Task objective.
Only the number is wanted: how many lines of these entries contain the word "办公家具"?

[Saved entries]
-------

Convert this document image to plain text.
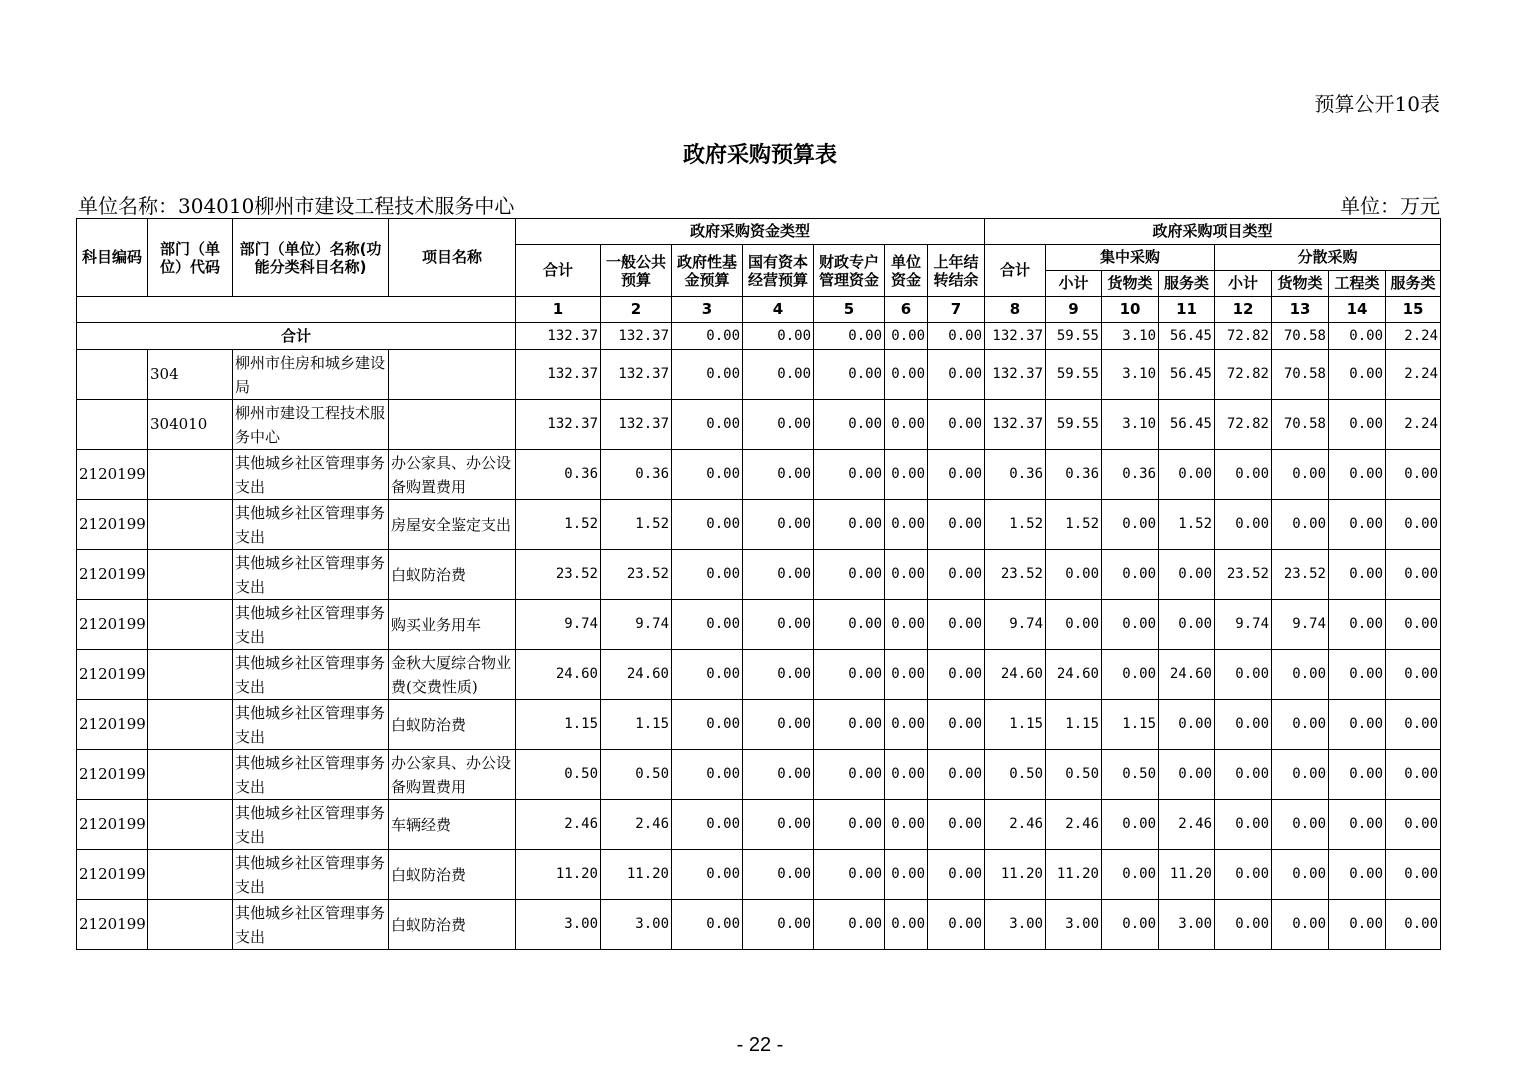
预算公开10表
政府采购预算表
单位名称：304010柳州市建设工程技术服务中心	单位：万元
科目编码	部门（单位）代码	部门（单位）名称(功能分类科目名称)	项目名称	政府采购资金类型							政府采购项目类型							
				合计	一般公共预算	政府性基金预算	国有资本经营预算	财政专户管理资金	单位资金	上年结转结余	合计	集中采购			分散采购			
												小计	货物类	服务类	小计	货物类	工程类	服务类
				1	2	3	4	5	6	7	8	9	10	11	12	13	14	15
合计				132.37	132.37	0.00	0.00	0.00	0.00	0.00	132.37	59.55	3.10	56.45	72.82	70.58	0.00	2.24
	304	柳州市住房和城乡建设局		132.37	132.37	0.00	0.00	0.00	0.00	0.00	132.37	59.55	3.10	56.45	72.82	70.58	0.00	2.24
	304010	柳州市建设工程技术服务中心		132.37	132.37	0.00	0.00	0.00	0.00	0.00	132.37	59.55	3.10	56.45	72.82	70.58	0.00	2.24
2120199		其他城乡社区管理事务支出	办公家具、办公设备购置费用	0.36	0.36	0.00	0.00	0.00	0.00	0.00	0.36	0.36	0.36	0.00	0.00	0.00	0.00	0.00
2120199		其他城乡社区管理事务支出	房屋安全鉴定支出	1.52	1.52	0.00	0.00	0.00	0.00	0.00	1.52	1.52	0.00	1.52	0.00	0.00	0.00	0.00
2120199		其他城乡社区管理事务支出	白蚁防治费	23.52	23.52	0.00	0.00	0.00	0.00	0.00	23.52	0.00	0.00	0.00	23.52	23.52	0.00	0.00
2120199		其他城乡社区管理事务支出	购买业务用车	9.74	9.74	0.00	0.00	0.00	0.00	0.00	9.74	0.00	0.00	0.00	9.74	9.74	0.00	0.00
2120199		其他城乡社区管理事务支出	金秋大厦综合物业费(交费性质)	24.60	24.60	0.00	0.00	0.00	0.00	0.00	24.60	24.60	0.00	24.60	0.00	0.00	0.00	0.00
2120199		其他城乡社区管理事务支出	白蚁防治费	1.15	1.15	0.00	0.00	0.00	0.00	0.00	1.15	1.15	1.15	0.00	0.00	0.00	0.00	0.00
2120199		其他城乡社区管理事务支出	办公家具、办公设备购置费用	0.50	0.50	0.00	0.00	0.00	0.00	0.00	0.50	0.50	0.50	0.00	0.00	0.00	0.00	0.00
2120199		其他城乡社区管理事务支出	车辆经费	2.46	2.46	0.00	0.00	0.00	0.00	0.00	2.46	2.46	0.00	2.46	0.00	0.00	0.00	0.00
2120199		其他城乡社区管理事务支出	白蚁防治费	11.20	11.20	0.00	0.00	0.00	0.00	0.00	11.20	11.20	0.00	11.20	0.00	0.00	0.00	0.00
2120199		其他城乡社区管理事务支出	白蚁防治费	3.00	3.00	0.00	0.00	0.00	0.00	0.00	3.00	3.00	0.00	3.00	0.00	0.00	0.00	0.00
- 22 -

-------

Final answer.
2